Task details
Every entry that follows needs to be repeated exactly.

[Collected data entries]
○ ○ ○ ○ ○
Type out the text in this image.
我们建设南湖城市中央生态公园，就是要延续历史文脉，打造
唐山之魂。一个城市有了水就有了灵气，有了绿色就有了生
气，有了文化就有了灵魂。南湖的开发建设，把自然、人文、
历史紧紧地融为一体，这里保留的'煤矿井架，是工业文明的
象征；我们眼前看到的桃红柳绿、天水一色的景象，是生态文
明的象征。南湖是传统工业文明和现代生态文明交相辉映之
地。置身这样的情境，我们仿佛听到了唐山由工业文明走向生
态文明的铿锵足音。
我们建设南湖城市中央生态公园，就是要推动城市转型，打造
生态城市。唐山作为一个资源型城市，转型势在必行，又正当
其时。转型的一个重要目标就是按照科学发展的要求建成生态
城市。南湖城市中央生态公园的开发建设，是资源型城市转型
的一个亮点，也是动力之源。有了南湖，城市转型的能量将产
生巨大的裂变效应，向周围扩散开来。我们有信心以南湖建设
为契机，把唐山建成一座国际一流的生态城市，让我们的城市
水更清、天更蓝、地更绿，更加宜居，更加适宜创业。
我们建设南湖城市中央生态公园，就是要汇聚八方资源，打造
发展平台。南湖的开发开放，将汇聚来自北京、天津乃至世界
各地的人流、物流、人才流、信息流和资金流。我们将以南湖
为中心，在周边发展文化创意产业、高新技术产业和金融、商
○ ○ ○ ○ ○
Final result
Type out the text in this image.
我们建设南湖城市中央生态公园，就是要延续历史文脉，打造
唐山之魂。一个城市有了水就有了灵气，有了绿色就有了生
气，有了文化就有了灵魂。南湖的开发建设，把自然、人文、
历史紧紧地融为一体，这里保留的'煤矿井架，是工业文明的
象征；我们眼前看到的桃红柳绿、天水一色的景象，是生态文
明的象征。南湖是传统工业文明和现代生态文明交相辉映之
地。置身这样的情境，我们仿佛听到了唐山由工业文明走向生
态文明的铿锵足音。
我们建设南湖城市中央生态公园，就是要推动城市转型，打造
生态城市。唐山作为一个资源型城市，转型势在必行，又正当
其时。转型的一个重要目标就是按照科学发展的要求建成生态
城市。南湖城市中央生态公园的开发建设，是资源型城市转型
的一个亮点，也是动力之源。有了南湖，城市转型的能量将产
生巨大的裂变效应，向周围扩散开来。我们有信心以南湖建设
为契机，把唐山建成一座国际一流的生态城市，让我们的城市
水更清、天更蓝、地更绿，更加宜居，更加适宜创业。
我们建设南湖城市中央生态公园，就是要汇聚八方资源，打造
发展平台。南湖的开发开放，将汇聚来自北京、天津乃至世界
各地的人流、物流、人才流、信息流和资金流。我们将以南湖
为中心，在周边发展文化创意产业、高新技术产业和金融、商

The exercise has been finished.